- _TASK PROMPT_: For the records that follow, return only the count of lines containing the string "растворяют".
+ + + + + + +
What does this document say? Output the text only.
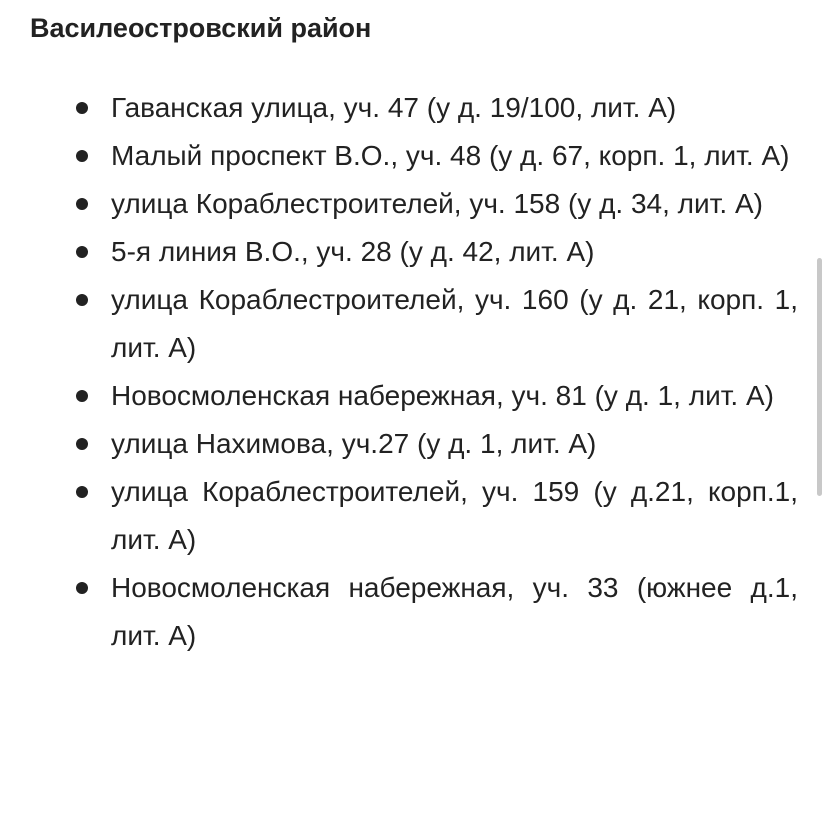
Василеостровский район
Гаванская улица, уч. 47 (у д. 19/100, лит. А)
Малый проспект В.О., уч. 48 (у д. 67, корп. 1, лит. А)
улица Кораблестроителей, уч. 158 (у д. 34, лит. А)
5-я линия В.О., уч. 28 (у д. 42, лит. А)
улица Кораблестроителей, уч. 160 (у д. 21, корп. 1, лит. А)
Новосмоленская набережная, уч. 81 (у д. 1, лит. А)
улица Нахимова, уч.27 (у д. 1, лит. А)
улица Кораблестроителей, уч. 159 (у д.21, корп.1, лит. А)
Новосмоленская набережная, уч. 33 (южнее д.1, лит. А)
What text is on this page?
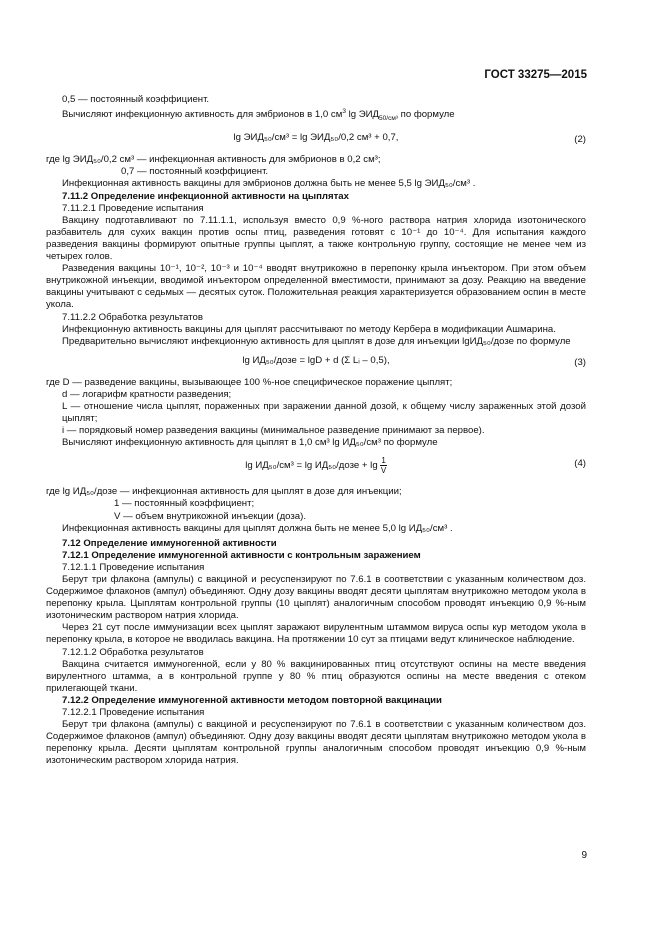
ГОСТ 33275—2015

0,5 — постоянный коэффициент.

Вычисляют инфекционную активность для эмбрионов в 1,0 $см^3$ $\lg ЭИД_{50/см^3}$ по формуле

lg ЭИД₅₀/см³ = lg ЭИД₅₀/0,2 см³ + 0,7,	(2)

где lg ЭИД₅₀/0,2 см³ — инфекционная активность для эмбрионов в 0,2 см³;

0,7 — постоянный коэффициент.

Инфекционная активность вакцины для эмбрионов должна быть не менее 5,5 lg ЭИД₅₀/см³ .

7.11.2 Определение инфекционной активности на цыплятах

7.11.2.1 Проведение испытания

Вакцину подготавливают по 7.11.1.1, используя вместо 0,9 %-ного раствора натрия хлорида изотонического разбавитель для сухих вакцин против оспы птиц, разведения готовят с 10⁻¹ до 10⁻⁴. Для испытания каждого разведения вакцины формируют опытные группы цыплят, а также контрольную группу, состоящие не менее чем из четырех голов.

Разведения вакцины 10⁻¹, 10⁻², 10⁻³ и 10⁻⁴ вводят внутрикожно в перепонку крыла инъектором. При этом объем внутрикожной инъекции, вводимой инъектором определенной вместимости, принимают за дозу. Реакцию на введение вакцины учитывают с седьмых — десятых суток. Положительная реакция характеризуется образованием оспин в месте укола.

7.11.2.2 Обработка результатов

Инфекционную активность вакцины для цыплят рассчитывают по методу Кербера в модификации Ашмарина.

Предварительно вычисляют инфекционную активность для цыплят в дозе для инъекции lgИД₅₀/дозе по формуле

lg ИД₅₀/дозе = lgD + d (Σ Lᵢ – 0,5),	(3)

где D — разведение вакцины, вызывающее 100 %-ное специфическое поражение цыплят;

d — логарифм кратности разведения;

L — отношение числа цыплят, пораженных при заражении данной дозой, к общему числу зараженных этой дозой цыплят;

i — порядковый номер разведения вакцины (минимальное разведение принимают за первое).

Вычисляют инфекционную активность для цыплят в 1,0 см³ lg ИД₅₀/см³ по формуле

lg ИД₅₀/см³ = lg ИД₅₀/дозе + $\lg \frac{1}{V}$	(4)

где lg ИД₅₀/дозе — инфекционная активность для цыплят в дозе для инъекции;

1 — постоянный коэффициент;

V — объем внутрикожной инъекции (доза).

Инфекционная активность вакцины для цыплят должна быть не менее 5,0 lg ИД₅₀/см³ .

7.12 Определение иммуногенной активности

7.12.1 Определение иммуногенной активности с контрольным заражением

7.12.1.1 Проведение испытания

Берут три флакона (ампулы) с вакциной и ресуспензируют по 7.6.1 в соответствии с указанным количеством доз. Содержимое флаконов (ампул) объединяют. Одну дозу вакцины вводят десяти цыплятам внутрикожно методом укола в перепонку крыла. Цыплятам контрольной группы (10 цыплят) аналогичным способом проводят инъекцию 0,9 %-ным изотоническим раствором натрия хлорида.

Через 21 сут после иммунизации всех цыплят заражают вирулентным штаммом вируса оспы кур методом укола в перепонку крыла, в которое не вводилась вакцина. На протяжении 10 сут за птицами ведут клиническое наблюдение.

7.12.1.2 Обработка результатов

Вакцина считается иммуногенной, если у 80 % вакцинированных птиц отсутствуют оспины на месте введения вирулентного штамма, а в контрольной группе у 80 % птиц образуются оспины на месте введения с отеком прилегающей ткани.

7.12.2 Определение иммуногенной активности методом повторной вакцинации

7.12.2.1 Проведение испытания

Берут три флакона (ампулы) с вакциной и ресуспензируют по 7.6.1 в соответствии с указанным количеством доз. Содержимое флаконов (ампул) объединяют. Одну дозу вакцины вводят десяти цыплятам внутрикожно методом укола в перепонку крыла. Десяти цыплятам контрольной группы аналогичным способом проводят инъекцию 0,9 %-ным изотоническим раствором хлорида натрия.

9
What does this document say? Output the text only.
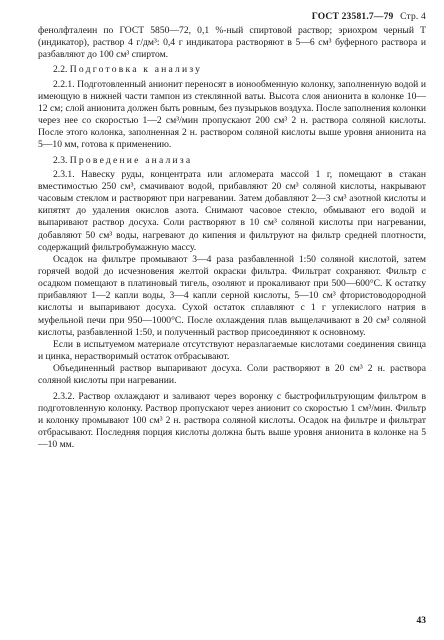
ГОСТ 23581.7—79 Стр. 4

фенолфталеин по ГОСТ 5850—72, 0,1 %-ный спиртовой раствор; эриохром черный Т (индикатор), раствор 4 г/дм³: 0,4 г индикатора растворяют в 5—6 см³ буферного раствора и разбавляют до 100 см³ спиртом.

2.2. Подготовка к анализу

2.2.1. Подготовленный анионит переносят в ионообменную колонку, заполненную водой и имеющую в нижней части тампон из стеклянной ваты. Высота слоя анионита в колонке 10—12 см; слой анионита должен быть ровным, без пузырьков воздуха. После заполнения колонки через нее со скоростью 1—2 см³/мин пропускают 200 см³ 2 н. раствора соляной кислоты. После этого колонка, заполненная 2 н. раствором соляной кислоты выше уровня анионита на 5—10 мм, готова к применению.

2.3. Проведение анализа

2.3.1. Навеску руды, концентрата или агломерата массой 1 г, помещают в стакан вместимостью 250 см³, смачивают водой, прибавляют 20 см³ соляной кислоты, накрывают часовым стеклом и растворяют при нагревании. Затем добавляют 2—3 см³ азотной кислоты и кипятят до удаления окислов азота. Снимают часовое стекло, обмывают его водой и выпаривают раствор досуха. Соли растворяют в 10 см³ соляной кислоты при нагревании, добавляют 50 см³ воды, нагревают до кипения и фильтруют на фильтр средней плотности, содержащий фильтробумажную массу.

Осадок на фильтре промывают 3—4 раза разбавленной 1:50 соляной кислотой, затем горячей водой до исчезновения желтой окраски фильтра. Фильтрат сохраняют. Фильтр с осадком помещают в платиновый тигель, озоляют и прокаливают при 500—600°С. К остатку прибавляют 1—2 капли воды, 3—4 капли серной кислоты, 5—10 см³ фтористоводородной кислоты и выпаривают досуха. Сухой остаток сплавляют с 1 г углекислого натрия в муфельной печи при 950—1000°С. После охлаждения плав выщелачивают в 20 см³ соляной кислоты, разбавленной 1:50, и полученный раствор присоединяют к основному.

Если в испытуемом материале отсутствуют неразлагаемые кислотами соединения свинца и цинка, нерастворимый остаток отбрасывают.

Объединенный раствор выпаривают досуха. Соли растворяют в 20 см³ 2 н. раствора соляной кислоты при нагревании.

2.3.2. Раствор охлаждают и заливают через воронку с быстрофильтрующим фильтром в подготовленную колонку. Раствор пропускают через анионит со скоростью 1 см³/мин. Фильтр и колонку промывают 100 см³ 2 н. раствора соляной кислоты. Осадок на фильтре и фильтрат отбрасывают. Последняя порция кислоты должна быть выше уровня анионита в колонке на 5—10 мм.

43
+ + + + + + +
- _RIGHT ANSWER_: 3